Figure contents as structured data:
• • • • •

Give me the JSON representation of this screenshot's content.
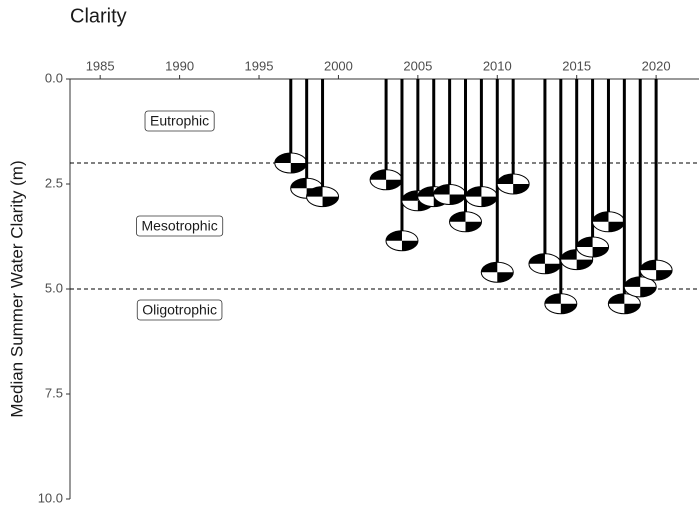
{
  "chart_data": {
    "type": "secchi",
    "title": "Clarity",
    "y_label": "Median Summer Water Clarity (m)",
    "x": [
      1997,
      1998,
      1999,
      2003,
      2004,
      2005,
      2006,
      2007,
      2008,
      2009,
      2010,
      2011,
      2013,
      2014,
      2015,
      2016,
      2017,
      2018,
      2019,
      2020
    ],
    "values": [
      2.0,
      2.6,
      2.8,
      2.4,
      3.85,
      2.9,
      2.8,
      2.75,
      3.4,
      2.8,
      4.6,
      2.5,
      4.4,
      5.35,
      4.3,
      4.0,
      3.4,
      5.35,
      4.95,
      4.55
    ],
    "xlim": [
      1983.1,
      2022.7
    ],
    "xticks": [
      1985,
      1990,
      1995,
      2000,
      2005,
      2010,
      2015,
      2020
    ],
    "ylim": [
      0,
      10
    ],
    "yticks": [
      {
        "value": 0,
        "label": "0.0"
      },
      2.5,
      {
        "value": 5,
        "label": "5.0"
      },
      7.5,
      {
        "value": 10,
        "label": "10.0"
      }
    ],
    "y_reversed": true,
    "thresholds": [
      2,
      5
    ],
    "zones": [
      "Eutrophic",
      "Mesotrophic",
      "Oligotrophic"
    ],
    "color": "#000000"
  }
}
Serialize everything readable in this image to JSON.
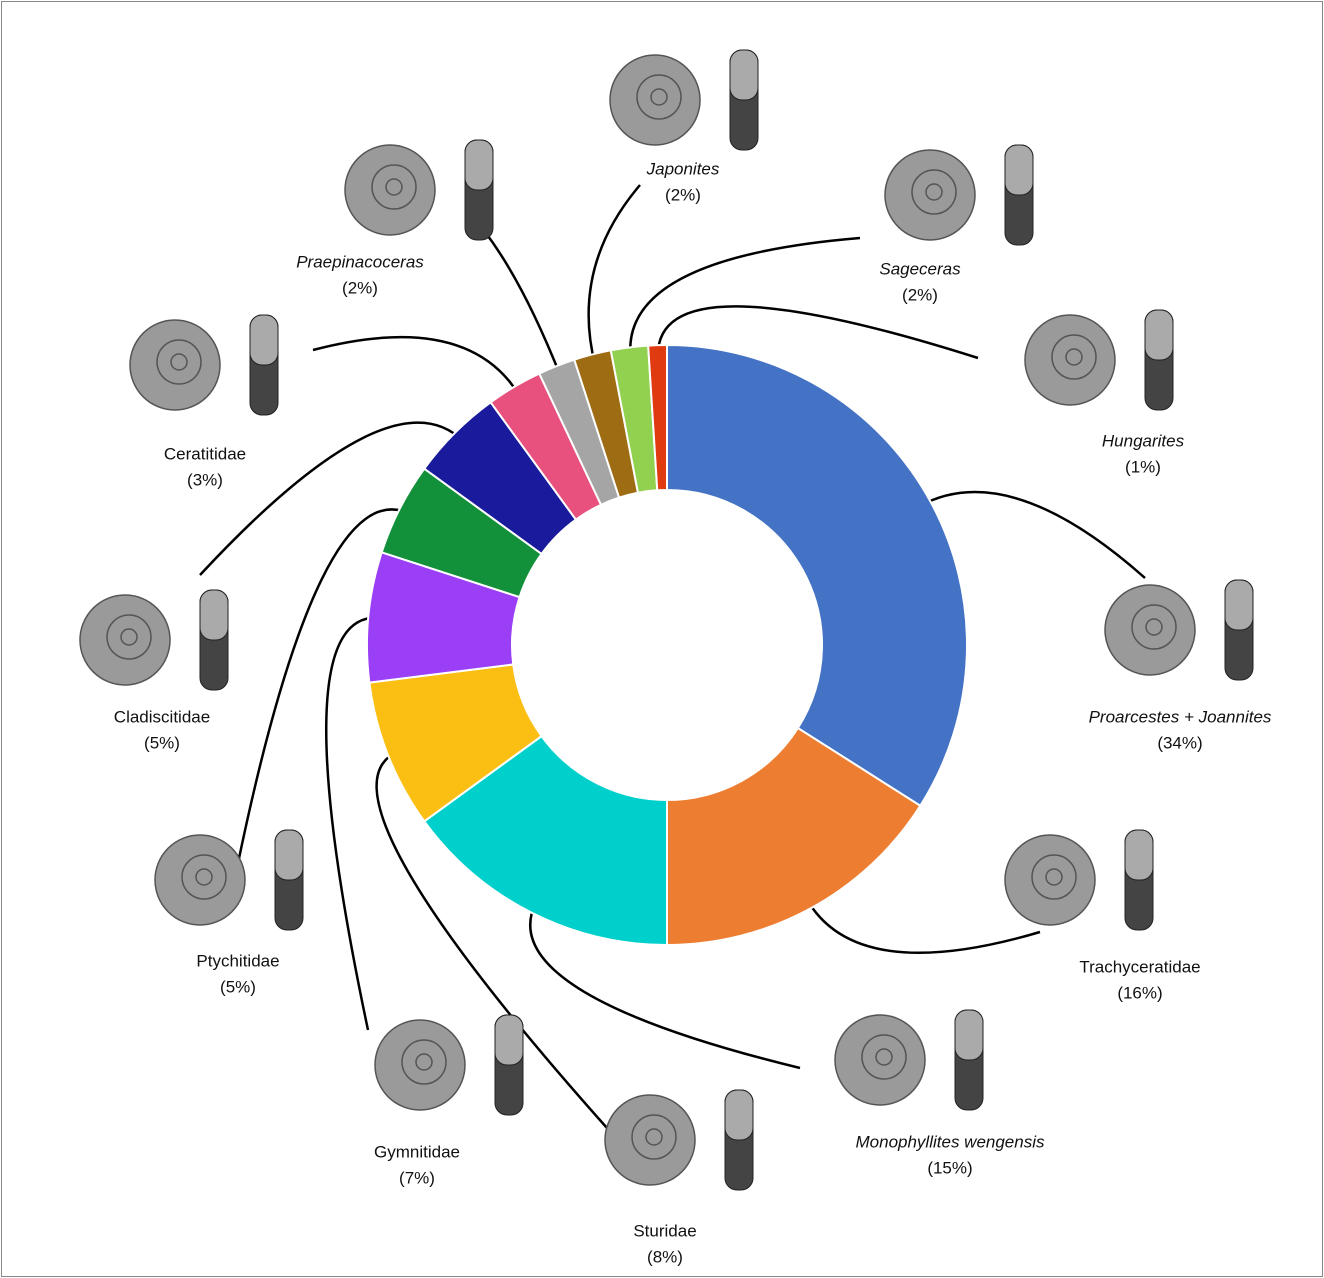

• • • • •

▶ _Short problem_
Give the number of lines that hold the word "JSON" in these records, with nothing added.

▶ _Reply_
2